Identify all lines below that hold "name" and collect them.

------------

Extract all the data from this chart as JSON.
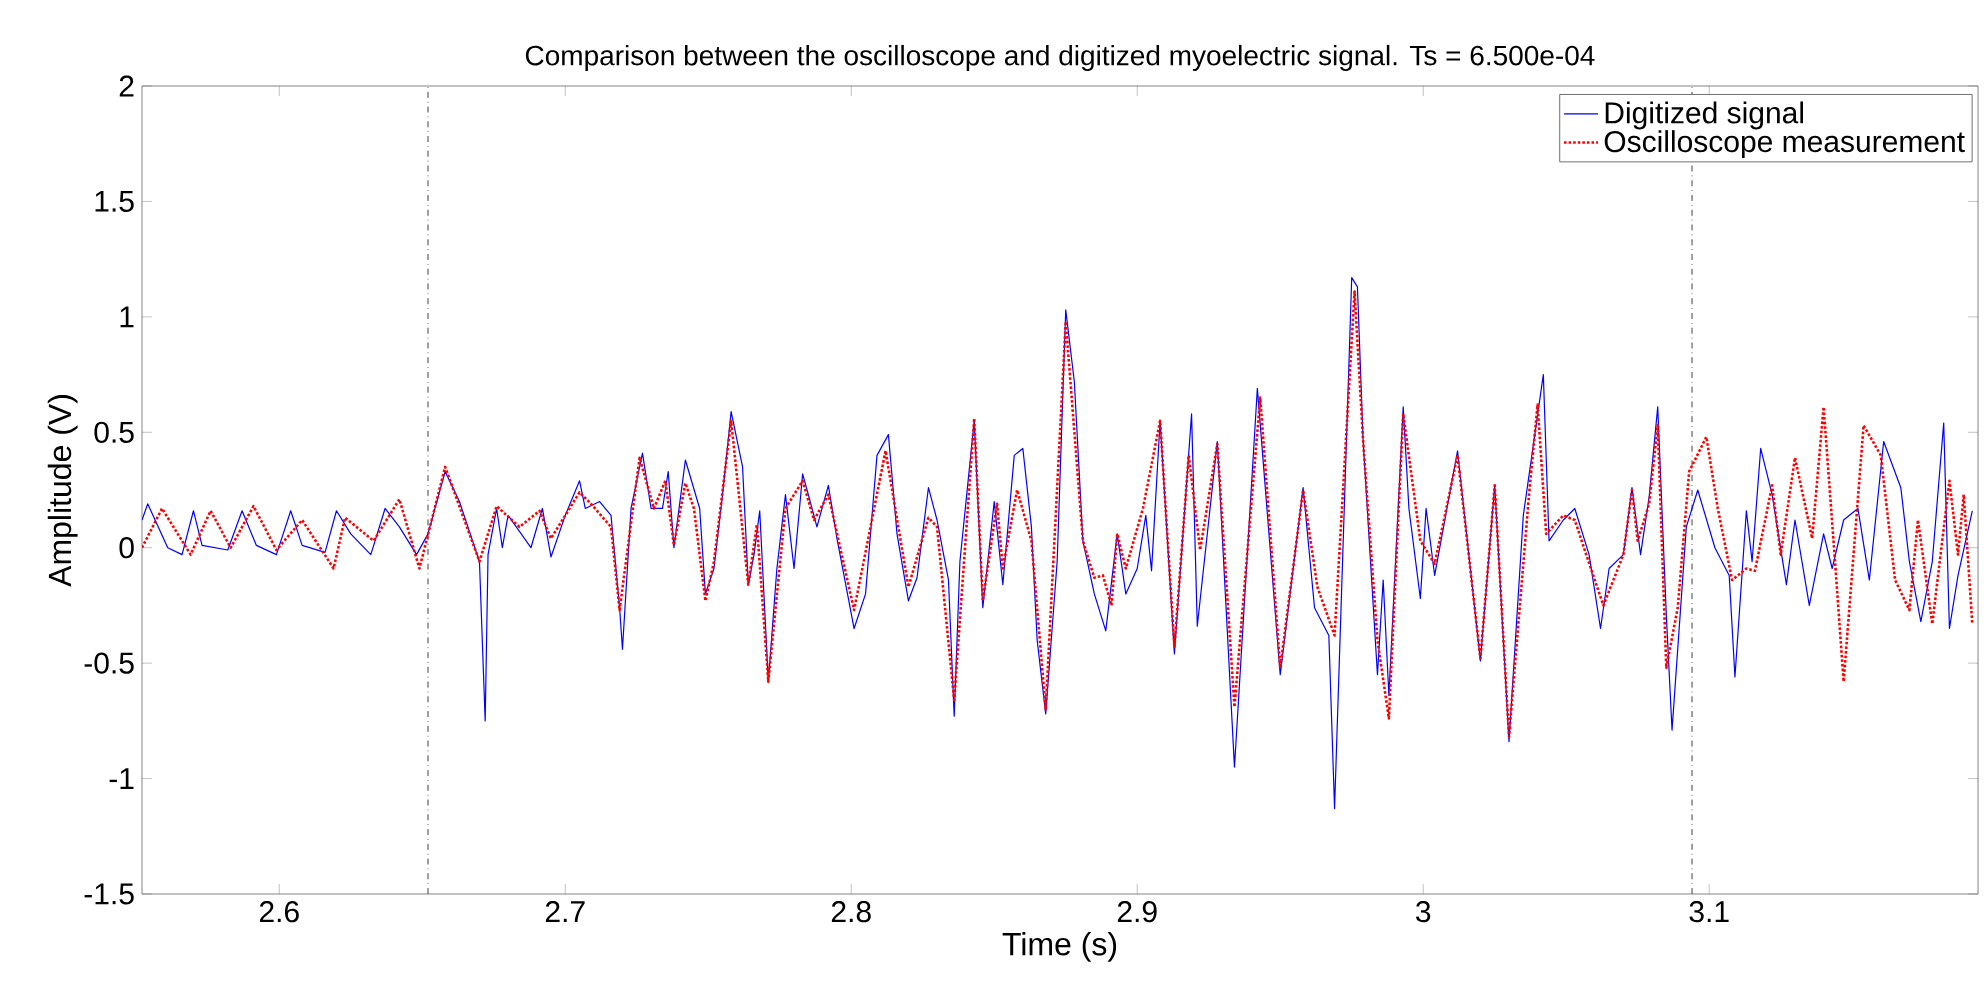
{
  "chart_data": {
    "type": "line",
    "title": "Comparison between the oscilloscope and digitized myoelectric signal. Ts = 6.500e-04",
    "xlabel": "Time (s)",
    "ylabel": "Amplitude (V)",
    "xlim": [
      2.552,
      3.194
    ],
    "ylim": [
      -1.5,
      2
    ],
    "xticks": [
      2.6,
      2.7,
      2.8,
      2.9,
      3,
      3.1
    ],
    "yticks": [
      -1.5,
      -1,
      -0.5,
      0,
      0.5,
      1,
      1.5,
      2
    ],
    "legend": "top right",
    "marker": "none",
    "ref_lines": [
      {
        "axis": "x",
        "value": 2.652,
        "color": "#404040",
        "line_style": "dashdot"
      },
      {
        "axis": "x",
        "value": 3.094,
        "color": "#404040",
        "line_style": "dashdot"
      }
    ],
    "series": [
      {
        "name": "Digitized signal",
        "color": "#0000ff",
        "line_style": "solid",
        "x": [
          2.552,
          2.554,
          2.561,
          2.566,
          2.57,
          2.573,
          2.582,
          2.587,
          2.592,
          2.599,
          2.604,
          2.608,
          2.616,
          2.62,
          2.625,
          2.632,
          2.637,
          2.642,
          2.648,
          2.652,
          2.658,
          2.663,
          2.67,
          2.672,
          2.673,
          2.676,
          2.678,
          2.68,
          2.688,
          2.692,
          2.695,
          2.7,
          2.705,
          2.707,
          2.712,
          2.716,
          2.719,
          2.72,
          2.723,
          2.727,
          2.73,
          2.734,
          2.736,
          2.738,
          2.742,
          2.747,
          2.749,
          2.752,
          2.755,
          2.758,
          2.762,
          2.764,
          2.766,
          2.768,
          2.771,
          2.774,
          2.777,
          2.78,
          2.783,
          2.785,
          2.788,
          2.792,
          2.795,
          2.801,
          2.805,
          2.809,
          2.813,
          2.816,
          2.82,
          2.823,
          2.827,
          2.83,
          2.834,
          2.836,
          2.838,
          2.843,
          2.846,
          2.85,
          2.853,
          2.857,
          2.86,
          2.863,
          2.865,
          2.868,
          2.872,
          2.875,
          2.878,
          2.881,
          2.885,
          2.889,
          2.893,
          2.896,
          2.9,
          2.903,
          2.905,
          2.908,
          2.913,
          2.919,
          2.921,
          2.928,
          2.934,
          2.942,
          2.95,
          2.958,
          2.962,
          2.967,
          2.969,
          2.975,
          2.977,
          2.979,
          2.984,
          2.986,
          2.988,
          2.993,
          2.995,
          2.999,
          3.001,
          3.004,
          3.012,
          3.02,
          3.025,
          3.03,
          3.035,
          3.042,
          3.044,
          3.049,
          3.053,
          3.058,
          3.062,
          3.065,
          3.07,
          3.073,
          3.076,
          3.079,
          3.082,
          3.085,
          3.087,
          3.092,
          3.096,
          3.102,
          3.107,
          3.109,
          3.113,
          3.115,
          3.118,
          3.122,
          3.127,
          3.13,
          3.135,
          3.14,
          3.143,
          3.147,
          3.152,
          3.156,
          3.161,
          3.167,
          3.17,
          3.174,
          3.178,
          3.182,
          3.184,
          3.187,
          3.192
        ],
        "values": [
          0.12,
          0.19,
          0,
          -0.03,
          0.16,
          0.01,
          -0.01,
          0.16,
          0.01,
          -0.03,
          0.16,
          0.01,
          -0.02,
          0.16,
          0.06,
          -0.03,
          0.17,
          0.09,
          -0.03,
          0.06,
          0.33,
          0.2,
          -0.06,
          -0.75,
          -0.03,
          0.17,
          0,
          0.14,
          0,
          0.17,
          -0.04,
          0.14,
          0.29,
          0.17,
          0.2,
          0.14,
          -0.26,
          -0.44,
          0.17,
          0.41,
          0.17,
          0.17,
          0.33,
          0,
          0.38,
          0.17,
          -0.2,
          -0.09,
          0.23,
          0.59,
          0.35,
          -0.16,
          -0.03,
          0.16,
          -0.58,
          -0.09,
          0.23,
          -0.09,
          0.32,
          0.23,
          0.09,
          0.27,
          0.04,
          -0.35,
          -0.2,
          0.4,
          0.49,
          0.06,
          -0.23,
          -0.13,
          0.26,
          0.12,
          -0.14,
          -0.73,
          -0.06,
          0.55,
          -0.26,
          0.2,
          -0.16,
          0.4,
          0.43,
          0.09,
          -0.4,
          -0.72,
          -0.06,
          1.03,
          0.72,
          0.03,
          -0.2,
          -0.36,
          0.06,
          -0.2,
          -0.09,
          0.14,
          -0.1,
          0.55,
          -0.46,
          0.58,
          -0.34,
          0.46,
          -0.95,
          0.69,
          -0.55,
          0.26,
          -0.26,
          -0.38,
          -1.13,
          1.17,
          1.13,
          0.46,
          -0.55,
          -0.14,
          -0.64,
          0.61,
          0.17,
          -0.22,
          0.17,
          -0.12,
          0.42,
          -0.49,
          0.27,
          -0.84,
          0.14,
          0.75,
          0.03,
          0.12,
          0.17,
          -0.03,
          -0.35,
          -0.09,
          -0.03,
          0.26,
          -0.03,
          0.22,
          0.61,
          -0.29,
          -0.79,
          0.09,
          0.25,
          0,
          -0.12,
          -0.56,
          0.16,
          -0.06,
          0.43,
          0.23,
          -0.16,
          0.12,
          -0.25,
          0.06,
          -0.09,
          0.12,
          0.17,
          -0.14,
          0.46,
          0.26,
          -0.06,
          -0.32,
          -0.06,
          0.54,
          -0.35,
          -0.12,
          0.16
        ]
      },
      {
        "name": "Oscilloscope measurement",
        "color": "#ff0000",
        "line_style": "dotted",
        "x": [
          2.552,
          2.559,
          2.569,
          2.576,
          2.583,
          2.591,
          2.599,
          2.608,
          2.619,
          2.623,
          2.633,
          2.642,
          2.649,
          2.658,
          2.67,
          2.676,
          2.684,
          2.691,
          2.695,
          2.705,
          2.709,
          2.716,
          2.719,
          2.726,
          2.731,
          2.735,
          2.738,
          2.742,
          2.745,
          2.749,
          2.752,
          2.758,
          2.764,
          2.767,
          2.771,
          2.777,
          2.783,
          2.787,
          2.792,
          2.801,
          2.812,
          2.82,
          2.827,
          2.83,
          2.836,
          2.843,
          2.846,
          2.851,
          2.853,
          2.858,
          2.863,
          2.868,
          2.875,
          2.881,
          2.885,
          2.888,
          2.891,
          2.893,
          2.896,
          2.902,
          2.908,
          2.913,
          2.918,
          2.922,
          2.928,
          2.934,
          2.943,
          2.95,
          2.958,
          2.963,
          2.969,
          2.976,
          2.979,
          2.984,
          2.988,
          2.993,
          2.999,
          3.004,
          3.012,
          3.02,
          3.025,
          3.03,
          3.037,
          3.04,
          3.043,
          3.049,
          3.053,
          3.057,
          3.063,
          3.07,
          3.073,
          3.075,
          3.079,
          3.082,
          3.085,
          3.089,
          3.093,
          3.099,
          3.103,
          3.108,
          3.113,
          3.116,
          3.122,
          3.125,
          3.13,
          3.136,
          3.14,
          3.144,
          3.147,
          3.154,
          3.16,
          3.165,
          3.17,
          3.173,
          3.178,
          3.184,
          3.187,
          3.189,
          3.192
        ],
        "values": [
          0,
          0.17,
          -0.03,
          0.16,
          0,
          0.18,
          -0.01,
          0.12,
          -0.09,
          0.13,
          0.03,
          0.21,
          -0.09,
          0.35,
          -0.06,
          0.18,
          0.09,
          0.16,
          0.04,
          0.24,
          0.19,
          0.09,
          -0.27,
          0.39,
          0.17,
          0.29,
          0.01,
          0.28,
          0.17,
          -0.23,
          -0.06,
          0.55,
          -0.16,
          0.1,
          -0.58,
          0.17,
          0.29,
          0.12,
          0.23,
          -0.27,
          0.42,
          -0.17,
          0.13,
          0.09,
          -0.66,
          0.56,
          -0.23,
          0.19,
          -0.09,
          0.25,
          0.03,
          -0.7,
          0.98,
          0.03,
          -0.13,
          -0.12,
          -0.25,
          0.06,
          -0.09,
          0.17,
          0.55,
          -0.43,
          0.4,
          -0.01,
          0.45,
          -0.69,
          0.65,
          -0.52,
          0.25,
          -0.17,
          -0.38,
          1.11,
          0.46,
          -0.4,
          -0.74,
          0.58,
          0.03,
          -0.07,
          0.4,
          -0.48,
          0.27,
          -0.82,
          0.23,
          0.62,
          0.06,
          0.14,
          0.12,
          -0.03,
          -0.25,
          -0.03,
          0.25,
          0.03,
          0.19,
          0.53,
          -0.52,
          -0.26,
          0.33,
          0.48,
          0.17,
          -0.14,
          -0.09,
          -0.1,
          0.27,
          -0.03,
          0.39,
          0.04,
          0.61,
          -0.06,
          -0.58,
          0.53,
          0.4,
          -0.14,
          -0.27,
          0.12,
          -0.33,
          0.29,
          -0.03,
          0.23,
          -0.33
        ]
      }
    ]
  }
}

------------

**COMPLETE RESPONSE**
        "name": "Digitized signal",
        "name": "Oscilloscope measurement",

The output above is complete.